## Objective
Copy all records verbatim.

Stored items from a collection:
______
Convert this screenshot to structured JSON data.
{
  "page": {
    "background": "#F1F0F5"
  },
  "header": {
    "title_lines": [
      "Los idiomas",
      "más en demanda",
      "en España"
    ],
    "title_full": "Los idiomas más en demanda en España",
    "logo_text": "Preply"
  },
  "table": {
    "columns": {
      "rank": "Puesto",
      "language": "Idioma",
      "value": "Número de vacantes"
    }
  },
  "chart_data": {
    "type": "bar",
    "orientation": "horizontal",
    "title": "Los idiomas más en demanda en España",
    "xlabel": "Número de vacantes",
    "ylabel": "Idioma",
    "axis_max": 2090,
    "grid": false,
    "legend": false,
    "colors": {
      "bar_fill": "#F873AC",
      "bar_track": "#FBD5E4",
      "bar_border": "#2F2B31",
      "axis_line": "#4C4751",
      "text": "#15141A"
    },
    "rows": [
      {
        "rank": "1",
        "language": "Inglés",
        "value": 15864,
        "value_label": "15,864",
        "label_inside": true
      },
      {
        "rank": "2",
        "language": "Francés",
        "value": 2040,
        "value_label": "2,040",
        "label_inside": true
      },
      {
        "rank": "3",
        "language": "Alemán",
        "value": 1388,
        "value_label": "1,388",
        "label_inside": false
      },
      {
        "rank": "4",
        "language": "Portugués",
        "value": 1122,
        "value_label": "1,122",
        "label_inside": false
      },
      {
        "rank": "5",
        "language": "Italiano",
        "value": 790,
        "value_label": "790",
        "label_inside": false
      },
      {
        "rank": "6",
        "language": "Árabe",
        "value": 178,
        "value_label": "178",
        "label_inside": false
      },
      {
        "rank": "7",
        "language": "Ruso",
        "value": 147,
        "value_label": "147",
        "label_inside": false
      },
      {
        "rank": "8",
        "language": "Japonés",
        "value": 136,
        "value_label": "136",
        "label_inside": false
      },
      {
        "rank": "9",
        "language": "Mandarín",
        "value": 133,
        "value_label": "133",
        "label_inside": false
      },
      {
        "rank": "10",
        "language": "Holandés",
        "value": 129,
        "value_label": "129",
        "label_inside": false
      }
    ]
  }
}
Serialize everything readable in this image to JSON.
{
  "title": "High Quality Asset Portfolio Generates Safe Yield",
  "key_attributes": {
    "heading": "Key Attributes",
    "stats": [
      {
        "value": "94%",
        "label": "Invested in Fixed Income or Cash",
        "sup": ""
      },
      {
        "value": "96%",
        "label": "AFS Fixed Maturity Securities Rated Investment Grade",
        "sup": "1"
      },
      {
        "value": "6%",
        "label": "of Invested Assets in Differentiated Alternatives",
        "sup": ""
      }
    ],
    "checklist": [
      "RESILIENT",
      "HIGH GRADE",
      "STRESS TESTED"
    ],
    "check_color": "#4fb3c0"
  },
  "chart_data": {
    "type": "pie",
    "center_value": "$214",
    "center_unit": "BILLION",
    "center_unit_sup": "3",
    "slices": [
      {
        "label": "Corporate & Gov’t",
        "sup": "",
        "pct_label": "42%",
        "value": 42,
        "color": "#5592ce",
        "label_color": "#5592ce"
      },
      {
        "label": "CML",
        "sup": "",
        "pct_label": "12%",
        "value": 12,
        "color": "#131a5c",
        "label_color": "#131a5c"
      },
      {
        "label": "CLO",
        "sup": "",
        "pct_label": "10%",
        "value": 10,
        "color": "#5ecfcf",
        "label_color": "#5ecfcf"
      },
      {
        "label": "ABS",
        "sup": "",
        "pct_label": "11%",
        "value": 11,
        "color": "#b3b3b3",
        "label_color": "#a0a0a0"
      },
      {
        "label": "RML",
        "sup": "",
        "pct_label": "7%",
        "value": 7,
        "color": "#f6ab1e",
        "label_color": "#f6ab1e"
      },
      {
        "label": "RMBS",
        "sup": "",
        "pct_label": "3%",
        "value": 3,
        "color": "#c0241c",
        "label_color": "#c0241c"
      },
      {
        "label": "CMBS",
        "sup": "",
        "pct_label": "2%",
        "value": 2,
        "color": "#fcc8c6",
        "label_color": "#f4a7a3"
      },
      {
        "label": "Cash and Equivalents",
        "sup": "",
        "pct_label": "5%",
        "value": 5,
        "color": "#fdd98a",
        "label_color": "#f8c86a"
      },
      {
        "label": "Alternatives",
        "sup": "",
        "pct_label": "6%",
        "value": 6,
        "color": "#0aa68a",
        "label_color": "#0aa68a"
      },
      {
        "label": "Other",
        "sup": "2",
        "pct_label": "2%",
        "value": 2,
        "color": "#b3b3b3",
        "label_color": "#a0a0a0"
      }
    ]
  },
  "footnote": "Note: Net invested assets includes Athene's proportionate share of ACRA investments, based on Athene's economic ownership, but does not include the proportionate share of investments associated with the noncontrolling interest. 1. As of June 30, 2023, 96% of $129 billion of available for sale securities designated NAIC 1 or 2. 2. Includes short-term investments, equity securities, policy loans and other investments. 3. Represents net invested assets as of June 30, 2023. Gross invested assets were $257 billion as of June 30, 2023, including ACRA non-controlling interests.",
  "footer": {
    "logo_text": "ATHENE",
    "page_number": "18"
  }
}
______
## Answer to the task
Convert this screenshot to structured JSON data.
{
  "page": {
    "background": "#F1F0F5"
  },
  "header": {
    "title_lines": [
      "Los idiomas",
      "más en demanda",
      "en España"
    ],
    "title_full": "Los idiomas más en demanda en España",
    "logo_text": "Preply"
  },
  "table": {
    "columns": {
      "rank": "Puesto",
      "language": "Idioma",
      "value": "Número de vacantes"
    }
  },
  "chart_data": {
    "type": "bar",
    "orientation": "horizontal",
    "title": "Los idiomas más en demanda en España",
    "xlabel": "Número de vacantes",
    "ylabel": "Idioma",
    "axis_max": 2090,
    "grid": false,
    "legend": false,
    "colors": {
      "bar_fill": "#F873AC",
      "bar_track": "#FBD5E4",
      "bar_border": "#2F2B31",
      "axis_line": "#4C4751",
      "text": "#15141A"
    },
    "rows": [
      {
        "rank": "1",
        "language": "Inglés",
        "value": 15864,
        "value_label": "15,864",
        "label_inside": true
      },
      {
        "rank": "2",
        "language": "Francés",
        "value": 2040,
        "value_label": "2,040",
        "label_inside": true
      },
      {
        "rank": "3",
        "language": "Alemán",
        "value": 1388,
        "value_label": "1,388",
        "label_inside": false
      },
      {
        "rank": "4",
        "language": "Portugués",
        "value": 1122,
        "value_label": "1,122",
        "label_inside": false
      },
      {
        "rank": "5",
        "language": "Italiano",
        "value": 790,
        "value_label": "790",
        "label_inside": false
      },
      {
        "rank": "6",
        "language": "Árabe",
        "value": 178,
        "value_label": "178",
        "label_inside": false
      },
      {
        "rank": "7",
        "language": "Ruso",
        "value": 147,
        "value_label": "147",
        "label_inside": false
      },
      {
        "rank": "8",
        "language": "Japonés",
        "value": 136,
        "value_label": "136",
        "label_inside": false
      },
      {
        "rank": "9",
        "language": "Mandarín",
        "value": 133,
        "value_label": "133",
        "label_inside": false
      },
      {
        "rank": "10",
        "language": "Holandés",
        "value": 129,
        "value_label": "129",
        "label_inside": false
      }
    ]
  }
}
Serialize everything readable in this image to JSON.
{
  "title": "High Quality Asset Portfolio Generates Safe Yield",
  "key_attributes": {
    "heading": "Key Attributes",
    "stats": [
      {
        "value": "94%",
        "label": "Invested in Fixed Income or Cash",
        "sup": ""
      },
      {
        "value": "96%",
        "label": "AFS Fixed Maturity Securities Rated Investment Grade",
        "sup": "1"
      },
      {
        "value": "6%",
        "label": "of Invested Assets in Differentiated Alternatives",
        "sup": ""
      }
    ],
    "checklist": [
      "RESILIENT",
      "HIGH GRADE",
      "STRESS TESTED"
    ],
    "check_color": "#4fb3c0"
  },
  "chart_data": {
    "type": "pie",
    "center_value": "$214",
    "center_unit": "BILLION",
    "center_unit_sup": "3",
    "slices": [
      {
        "label": "Corporate & Gov’t",
        "sup": "",
        "pct_label": "42%",
        "value": 42,
        "color": "#5592ce",
        "label_color": "#5592ce"
      },
      {
        "label": "CML",
        "sup": "",
        "pct_label": "12%",
        "value": 12,
        "color": "#131a5c",
        "label_color": "#131a5c"
      },
      {
        "label": "CLO",
        "sup": "",
        "pct_label": "10%",
        "value": 10,
        "color": "#5ecfcf",
        "label_color": "#5ecfcf"
      },
      {
        "label": "ABS",
        "sup": "",
        "pct_label": "11%",
        "value": 11,
        "color": "#b3b3b3",
        "label_color": "#a0a0a0"
      },
      {
        "label": "RML",
        "sup": "",
        "pct_label": "7%",
        "value": 7,
        "color": "#f6ab1e",
        "label_color": "#f6ab1e"
      },
      {
        "label": "RMBS",
        "sup": "",
        "pct_label": "3%",
        "value": 3,
        "color": "#c0241c",
        "label_color": "#c0241c"
      },
      {
        "label": "CMBS",
        "sup": "",
        "pct_label": "2%",
        "value": 2,
        "color": "#fcc8c6",
        "label_color": "#f4a7a3"
      },
      {
        "label": "Cash and Equivalents",
        "sup": "",
        "pct_label": "5%",
        "value": 5,
        "color": "#fdd98a",
        "label_color": "#f8c86a"
      },
      {
        "label": "Alternatives",
        "sup": "",
        "pct_label": "6%",
        "value": 6,
        "color": "#0aa68a",
        "label_color": "#0aa68a"
      },
      {
        "label": "Other",
        "sup": "2",
        "pct_label": "2%",
        "value": 2,
        "color": "#b3b3b3",
        "label_color": "#a0a0a0"
      }
    ]
  },
  "footnote": "Note: Net invested assets includes Athene's proportionate share of ACRA investments, based on Athene's economic ownership, but does not include the proportionate share of investments associated with the noncontrolling interest. 1. As of June 30, 2023, 96% of $129 billion of available for sale securities designated NAIC 1 or 2. 2. Includes short-term investments, equity securities, policy loans and other investments. 3. Represents net invested assets as of June 30, 2023. Gross invested assets were $257 billion as of June 30, 2023, including ACRA non-controlling interests.",
  "footer": {
    "logo_text": "ATHENE",
    "page_number": "18"
  }
}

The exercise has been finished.